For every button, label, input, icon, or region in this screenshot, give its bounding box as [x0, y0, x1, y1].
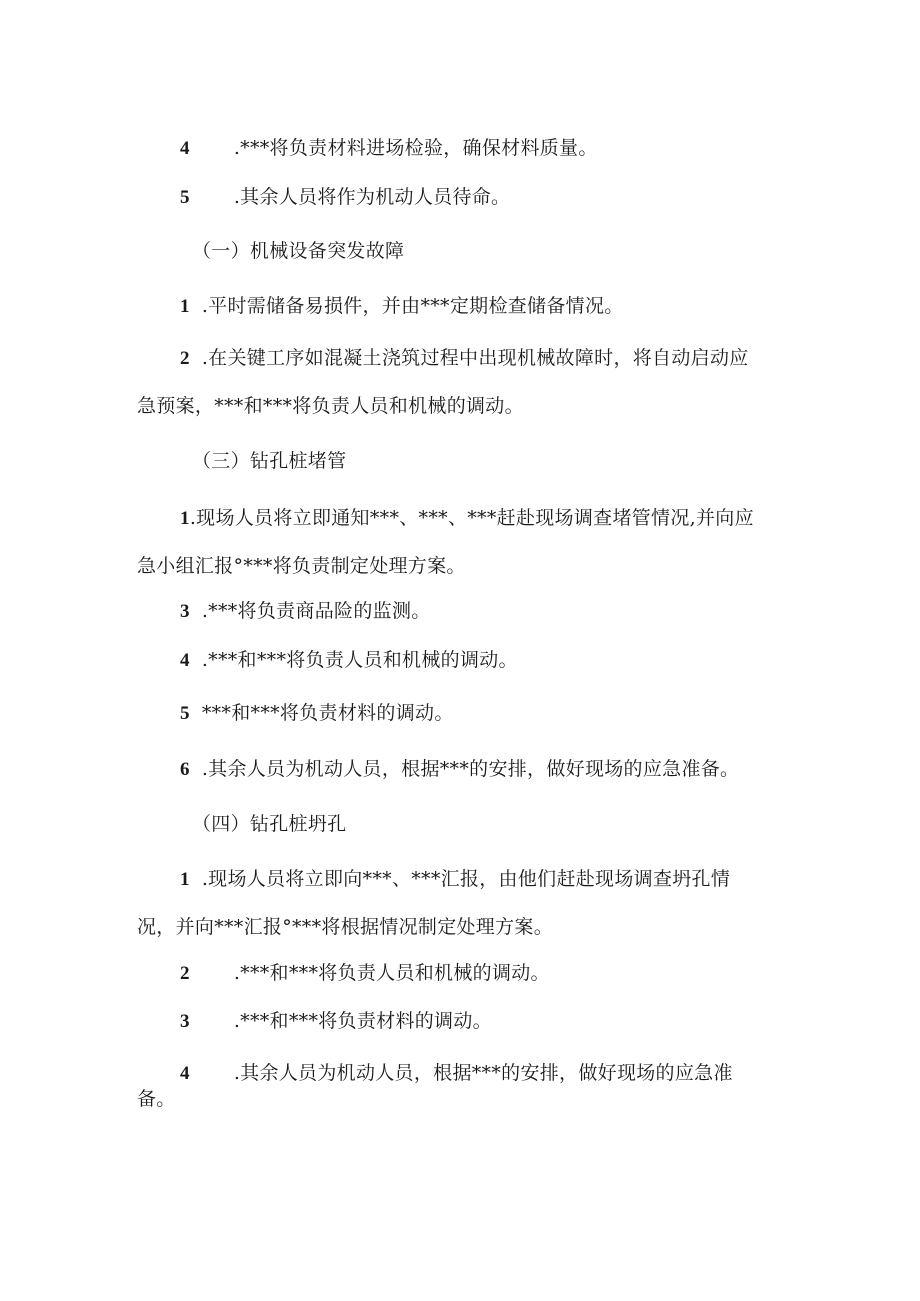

...

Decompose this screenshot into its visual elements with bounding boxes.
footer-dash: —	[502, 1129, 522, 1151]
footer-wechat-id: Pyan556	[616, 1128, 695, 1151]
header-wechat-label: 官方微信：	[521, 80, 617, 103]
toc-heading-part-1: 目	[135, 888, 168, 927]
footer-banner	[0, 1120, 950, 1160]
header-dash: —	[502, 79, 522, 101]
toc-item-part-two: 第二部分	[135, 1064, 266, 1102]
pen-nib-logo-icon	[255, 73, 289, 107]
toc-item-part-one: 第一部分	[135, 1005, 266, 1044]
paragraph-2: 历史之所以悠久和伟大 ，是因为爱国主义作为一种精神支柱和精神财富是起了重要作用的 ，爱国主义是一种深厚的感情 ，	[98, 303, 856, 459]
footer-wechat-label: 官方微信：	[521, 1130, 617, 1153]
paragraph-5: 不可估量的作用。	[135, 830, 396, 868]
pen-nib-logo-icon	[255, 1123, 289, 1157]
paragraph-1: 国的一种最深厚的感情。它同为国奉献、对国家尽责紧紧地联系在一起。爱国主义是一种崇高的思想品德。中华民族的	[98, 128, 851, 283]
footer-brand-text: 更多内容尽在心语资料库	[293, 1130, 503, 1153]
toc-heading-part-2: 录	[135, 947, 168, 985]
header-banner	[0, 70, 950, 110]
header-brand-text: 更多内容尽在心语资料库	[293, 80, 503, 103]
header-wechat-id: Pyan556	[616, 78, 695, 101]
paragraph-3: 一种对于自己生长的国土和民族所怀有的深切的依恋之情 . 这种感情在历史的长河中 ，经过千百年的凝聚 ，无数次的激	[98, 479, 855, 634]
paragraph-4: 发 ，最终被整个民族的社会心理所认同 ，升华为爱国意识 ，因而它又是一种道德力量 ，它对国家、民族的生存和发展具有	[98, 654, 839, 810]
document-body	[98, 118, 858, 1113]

## What you have to do
Arrange the lines from the one containing "Decompose this screenshot" up to and including the one containing "73, 289, 107]" as a Markdown table with two columns, Seq and Text, numbering each row and omitting blank lines.

## Answer to the problem
| Seq | Text |
|---|---|
| 1 | Decompose this screenshot into its visual elements with bounding boxes. |
| 2 | footer-dash: —	[502, 1129, 522, 1151] |
| 3 | footer-wechat-id: Pyan556	[616, 1128, 695, 1151] |
| 4 | header-wechat-label: 官方微信：	[521, 80, 617, 103] |
| 5 | toc-heading-part-1: 目	[135, 888, 168, 927] |
| 6 | footer-banner	[0, 1120, 950, 1160] |
| 7 | header-dash: —	[502, 79, 522, 101] |
| 8 | toc-item-part-two: 第二部分	[135, 1064, 266, 1102] |
| 9 | pen-nib-logo-icon	[255, 73, 289, 107] |